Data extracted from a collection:
○ ○ ○ ○ ○ ○ ○
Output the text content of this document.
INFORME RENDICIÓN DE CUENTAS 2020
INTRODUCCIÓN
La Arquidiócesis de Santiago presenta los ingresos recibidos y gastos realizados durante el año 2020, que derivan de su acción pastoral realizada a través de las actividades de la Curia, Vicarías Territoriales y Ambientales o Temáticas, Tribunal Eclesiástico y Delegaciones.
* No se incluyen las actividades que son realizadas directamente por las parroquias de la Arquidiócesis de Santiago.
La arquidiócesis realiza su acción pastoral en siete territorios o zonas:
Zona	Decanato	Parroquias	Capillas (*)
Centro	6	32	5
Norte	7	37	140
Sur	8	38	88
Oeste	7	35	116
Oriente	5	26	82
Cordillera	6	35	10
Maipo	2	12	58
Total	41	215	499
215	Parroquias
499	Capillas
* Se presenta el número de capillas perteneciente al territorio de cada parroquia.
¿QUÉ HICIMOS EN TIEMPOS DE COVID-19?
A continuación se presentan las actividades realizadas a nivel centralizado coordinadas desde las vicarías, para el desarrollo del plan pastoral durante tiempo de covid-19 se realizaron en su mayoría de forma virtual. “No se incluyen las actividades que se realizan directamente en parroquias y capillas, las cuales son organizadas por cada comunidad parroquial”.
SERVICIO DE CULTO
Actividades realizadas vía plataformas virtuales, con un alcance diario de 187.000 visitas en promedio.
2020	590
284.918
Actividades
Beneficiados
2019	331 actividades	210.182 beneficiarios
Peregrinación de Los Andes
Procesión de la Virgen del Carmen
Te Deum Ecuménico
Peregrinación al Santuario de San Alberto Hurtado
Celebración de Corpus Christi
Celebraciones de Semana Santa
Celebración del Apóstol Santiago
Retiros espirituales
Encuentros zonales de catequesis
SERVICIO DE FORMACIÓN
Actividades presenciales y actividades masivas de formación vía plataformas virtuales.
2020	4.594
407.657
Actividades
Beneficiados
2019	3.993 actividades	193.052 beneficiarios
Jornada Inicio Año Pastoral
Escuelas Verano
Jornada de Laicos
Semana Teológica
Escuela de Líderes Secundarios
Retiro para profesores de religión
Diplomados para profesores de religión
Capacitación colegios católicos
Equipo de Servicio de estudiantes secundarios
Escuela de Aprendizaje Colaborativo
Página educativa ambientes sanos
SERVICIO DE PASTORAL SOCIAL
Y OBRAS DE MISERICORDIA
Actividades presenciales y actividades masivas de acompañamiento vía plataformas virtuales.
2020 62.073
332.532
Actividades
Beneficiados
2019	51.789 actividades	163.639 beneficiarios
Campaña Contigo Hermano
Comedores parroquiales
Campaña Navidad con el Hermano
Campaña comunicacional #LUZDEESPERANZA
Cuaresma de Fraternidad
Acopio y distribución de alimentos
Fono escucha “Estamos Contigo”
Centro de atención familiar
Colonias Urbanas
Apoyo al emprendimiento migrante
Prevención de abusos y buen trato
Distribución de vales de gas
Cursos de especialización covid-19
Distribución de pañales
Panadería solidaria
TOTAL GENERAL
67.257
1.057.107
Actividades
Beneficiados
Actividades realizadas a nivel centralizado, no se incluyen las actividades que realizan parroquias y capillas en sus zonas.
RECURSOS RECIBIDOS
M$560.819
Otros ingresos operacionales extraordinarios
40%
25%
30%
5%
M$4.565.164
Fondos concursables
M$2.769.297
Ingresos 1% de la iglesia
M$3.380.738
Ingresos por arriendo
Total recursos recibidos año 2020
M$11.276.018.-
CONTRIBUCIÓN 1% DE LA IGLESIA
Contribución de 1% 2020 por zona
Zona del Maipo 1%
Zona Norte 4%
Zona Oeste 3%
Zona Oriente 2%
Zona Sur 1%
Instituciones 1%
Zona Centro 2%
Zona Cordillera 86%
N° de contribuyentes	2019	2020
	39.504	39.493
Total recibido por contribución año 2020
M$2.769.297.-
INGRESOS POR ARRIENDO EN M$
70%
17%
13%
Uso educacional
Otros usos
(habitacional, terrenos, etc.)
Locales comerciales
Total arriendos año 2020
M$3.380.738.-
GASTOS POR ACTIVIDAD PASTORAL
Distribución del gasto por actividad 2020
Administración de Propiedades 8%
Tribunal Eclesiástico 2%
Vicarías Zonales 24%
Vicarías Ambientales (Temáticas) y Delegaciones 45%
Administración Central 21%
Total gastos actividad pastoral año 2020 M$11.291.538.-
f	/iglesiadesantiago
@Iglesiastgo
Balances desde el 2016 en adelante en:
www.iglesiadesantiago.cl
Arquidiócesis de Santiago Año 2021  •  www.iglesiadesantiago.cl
○ ○ ○ ○ ○ ○ ○
| WRITTEN REQUEST |
Each line in the listing above that contains "Cordillera" should be copied.

| TASK RESULT |
Cordillera	6	35	10
Zona Cordillera 86%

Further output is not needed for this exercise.